(Saved data entries)
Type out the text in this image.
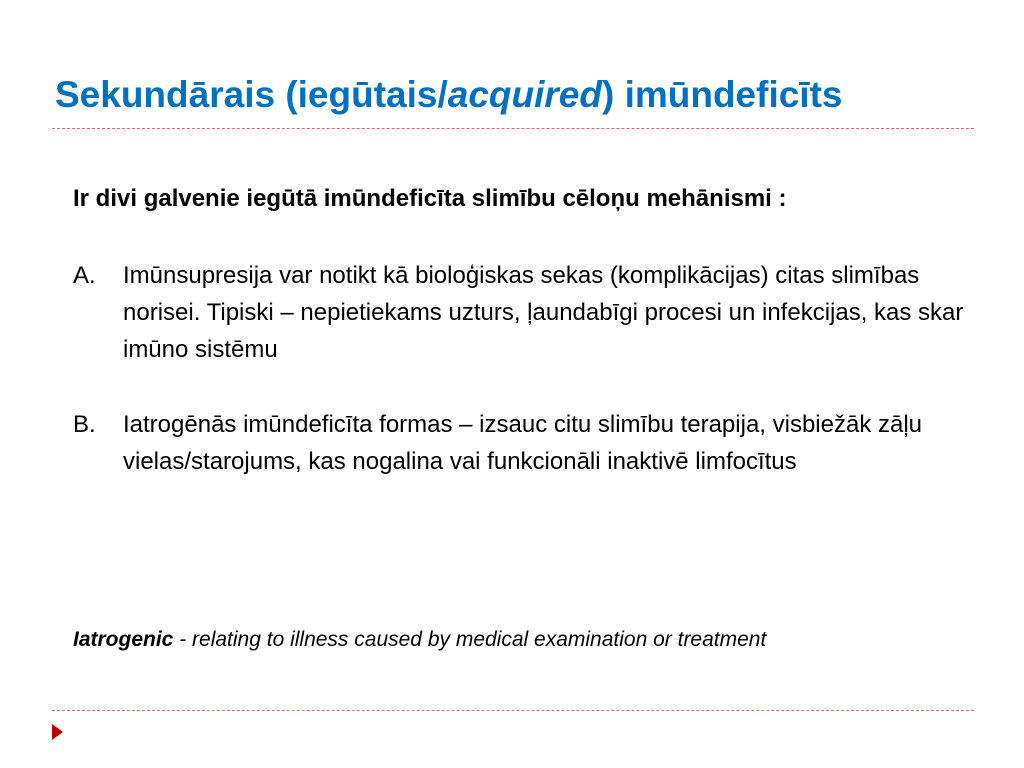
Sekundārais (iegūtais/acquired) imūndeficīts

Ir divi galvenie iegūtā imūndeficīta slimību cēloņu mehānismi :

A.	Imūnsupresija var notikt kā bioloģiskas sekas (komplikācijas) citas slimības norisei. Tipiski – nepietiekams uzturs, ļaundabīgi procesi un infekcijas, kas skar imūno sistēmu
B.	Iatrogēnās imūndeficīta formas – izsauc citu slimību terapija, visbiežāk zāļu vielas/starojums, kas nogalina vai funkcionāli inaktivē limfocītus

Iatrogenic - relating to illness caused by medical examination or treatment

** SET TASK **
Quote the records in full and exactly; skip any image.

** FINISHED ANSWER **
Type out the text in this image.
Sekundārais (iegūtais/acquired) imūndeficīts

Ir divi galvenie iegūtā imūndeficīta slimību cēloņu mehānismi :

A.	Imūnsupresija var notikt kā bioloģiskas sekas (komplikācijas) citas slimības norisei. Tipiski – nepietiekams uzturs, ļaundabīgi procesi un infekcijas, kas skar imūno sistēmu
B.	Iatrogēnās imūndeficīta formas – izsauc citu slimību terapija, visbiežāk zāļu vielas/starojums, kas nogalina vai funkcionāli inaktivē limfocītus

Iatrogenic - relating to illness caused by medical examination or treatment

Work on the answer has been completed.